- **WORK REQUIRED**:
Copy each line exactly. Drop every picture.

- **RECORDS FOR THE TASK**:
▬▬▬▬▬▬▬▬▬▬

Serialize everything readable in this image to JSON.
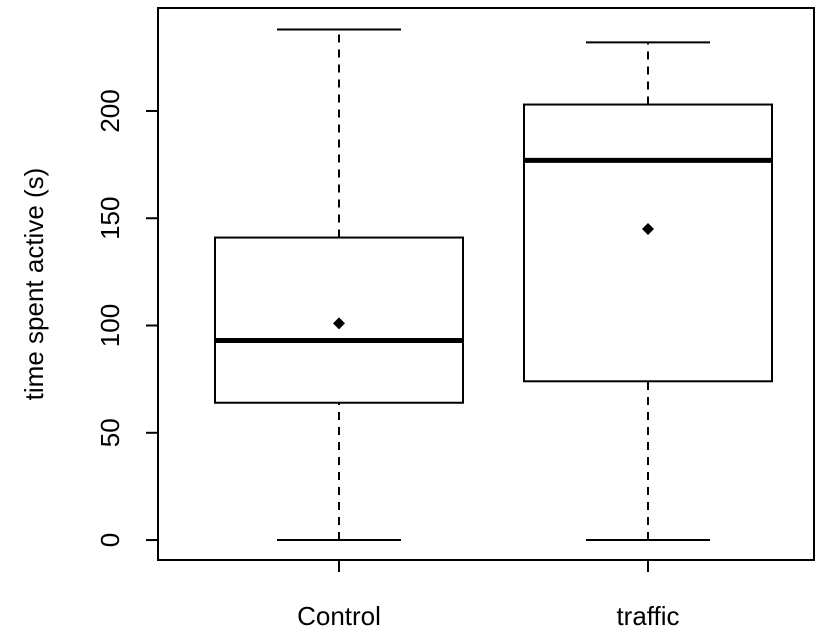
{
  "chart_data": {
    "type": "box",
    "y_label": "time spent active (s)",
    "categories": [
      "Control",
      "traffic"
    ],
    "boxes": [
      {
        "min": 0,
        "q1": 64,
        "median": 93,
        "q3": 141,
        "max": 238,
        "mean": 101
      },
      {
        "min": 0,
        "q1": 74,
        "median": 177,
        "q3": 203,
        "max": 232,
        "mean": 145
      }
    ],
    "ylim": [
      -9.3,
      248
    ],
    "yticks": [
      0,
      50,
      100,
      150,
      200
    ],
    "color": "#000000"
  }
}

▬▬▬▬▬▬▬▬▬▬

- **THE OUTPUT**:
Serialize everything readable in this image to JSON.
{
  "chart_data": {
    "type": "box",
    "y_label": "time spent active (s)",
    "categories": [
      "Control",
      "traffic"
    ],
    "boxes": [
      {
        "min": 0,
        "q1": 64,
        "median": 93,
        "q3": 141,
        "max": 238,
        "mean": 101
      },
      {
        "min": 0,
        "q1": 74,
        "median": 177,
        "q3": 203,
        "max": 232,
        "mean": 145
      }
    ],
    "ylim": [
      -9.3,
      248
    ],
    "yticks": [
      0,
      50,
      100,
      150,
      200
    ],
    "color": "#000000"
  }
}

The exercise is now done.